-- Materials provided --
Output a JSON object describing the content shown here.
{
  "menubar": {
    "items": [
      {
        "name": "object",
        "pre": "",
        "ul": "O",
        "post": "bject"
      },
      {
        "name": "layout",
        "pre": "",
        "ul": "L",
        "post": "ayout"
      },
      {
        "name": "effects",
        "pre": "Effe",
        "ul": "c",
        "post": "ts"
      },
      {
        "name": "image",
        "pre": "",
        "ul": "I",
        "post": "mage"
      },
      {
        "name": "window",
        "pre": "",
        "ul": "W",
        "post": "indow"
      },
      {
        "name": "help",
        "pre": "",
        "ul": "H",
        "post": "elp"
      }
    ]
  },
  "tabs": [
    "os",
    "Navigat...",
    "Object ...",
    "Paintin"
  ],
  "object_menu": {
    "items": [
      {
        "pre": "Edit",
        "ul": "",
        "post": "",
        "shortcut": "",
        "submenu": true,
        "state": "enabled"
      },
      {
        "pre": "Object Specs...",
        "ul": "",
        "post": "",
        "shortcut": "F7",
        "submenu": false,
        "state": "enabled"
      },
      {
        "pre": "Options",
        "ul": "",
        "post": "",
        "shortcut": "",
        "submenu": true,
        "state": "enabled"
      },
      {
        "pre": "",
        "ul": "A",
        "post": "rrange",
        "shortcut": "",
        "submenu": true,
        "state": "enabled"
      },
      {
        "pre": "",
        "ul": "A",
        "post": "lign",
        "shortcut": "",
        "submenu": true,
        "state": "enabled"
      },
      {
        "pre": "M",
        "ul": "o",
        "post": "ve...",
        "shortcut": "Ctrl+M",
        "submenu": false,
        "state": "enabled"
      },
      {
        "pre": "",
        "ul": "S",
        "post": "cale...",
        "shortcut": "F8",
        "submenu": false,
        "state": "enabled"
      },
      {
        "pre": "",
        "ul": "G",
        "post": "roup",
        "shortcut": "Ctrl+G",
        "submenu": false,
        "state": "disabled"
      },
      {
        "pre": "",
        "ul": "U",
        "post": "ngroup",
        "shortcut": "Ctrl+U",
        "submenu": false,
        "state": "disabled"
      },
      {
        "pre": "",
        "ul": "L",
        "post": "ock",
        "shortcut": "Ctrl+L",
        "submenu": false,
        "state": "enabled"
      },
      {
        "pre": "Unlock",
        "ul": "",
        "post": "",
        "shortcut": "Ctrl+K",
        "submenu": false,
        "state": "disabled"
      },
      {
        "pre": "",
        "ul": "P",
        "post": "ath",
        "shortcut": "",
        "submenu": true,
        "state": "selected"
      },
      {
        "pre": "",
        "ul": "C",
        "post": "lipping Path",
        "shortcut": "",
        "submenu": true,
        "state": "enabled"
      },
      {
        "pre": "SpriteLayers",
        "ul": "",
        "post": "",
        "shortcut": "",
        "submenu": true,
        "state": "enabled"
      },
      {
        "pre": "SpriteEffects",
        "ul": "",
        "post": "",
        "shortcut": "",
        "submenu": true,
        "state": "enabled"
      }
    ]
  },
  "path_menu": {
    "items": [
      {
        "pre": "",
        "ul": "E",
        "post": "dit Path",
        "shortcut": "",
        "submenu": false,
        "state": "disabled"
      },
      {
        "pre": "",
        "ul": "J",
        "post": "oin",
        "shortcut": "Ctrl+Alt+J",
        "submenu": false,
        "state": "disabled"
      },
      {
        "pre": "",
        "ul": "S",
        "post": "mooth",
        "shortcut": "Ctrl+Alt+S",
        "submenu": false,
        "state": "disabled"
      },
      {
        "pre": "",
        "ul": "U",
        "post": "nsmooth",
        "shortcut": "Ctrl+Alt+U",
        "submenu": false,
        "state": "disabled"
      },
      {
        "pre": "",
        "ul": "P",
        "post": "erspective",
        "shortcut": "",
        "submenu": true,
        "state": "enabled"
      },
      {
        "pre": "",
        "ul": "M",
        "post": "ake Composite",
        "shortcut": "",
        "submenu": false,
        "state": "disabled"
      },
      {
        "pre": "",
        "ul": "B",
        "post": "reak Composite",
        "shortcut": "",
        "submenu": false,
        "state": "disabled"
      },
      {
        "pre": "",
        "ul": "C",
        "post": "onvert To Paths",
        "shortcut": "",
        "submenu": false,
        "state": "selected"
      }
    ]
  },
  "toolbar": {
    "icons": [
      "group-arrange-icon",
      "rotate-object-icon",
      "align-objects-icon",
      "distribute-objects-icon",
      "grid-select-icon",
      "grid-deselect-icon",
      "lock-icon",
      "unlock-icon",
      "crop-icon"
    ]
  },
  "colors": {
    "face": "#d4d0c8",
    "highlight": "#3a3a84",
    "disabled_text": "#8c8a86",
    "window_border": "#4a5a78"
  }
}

-- Goal --
Report only the number of lines in the listing that contain the word "grid".

-- Task result --
2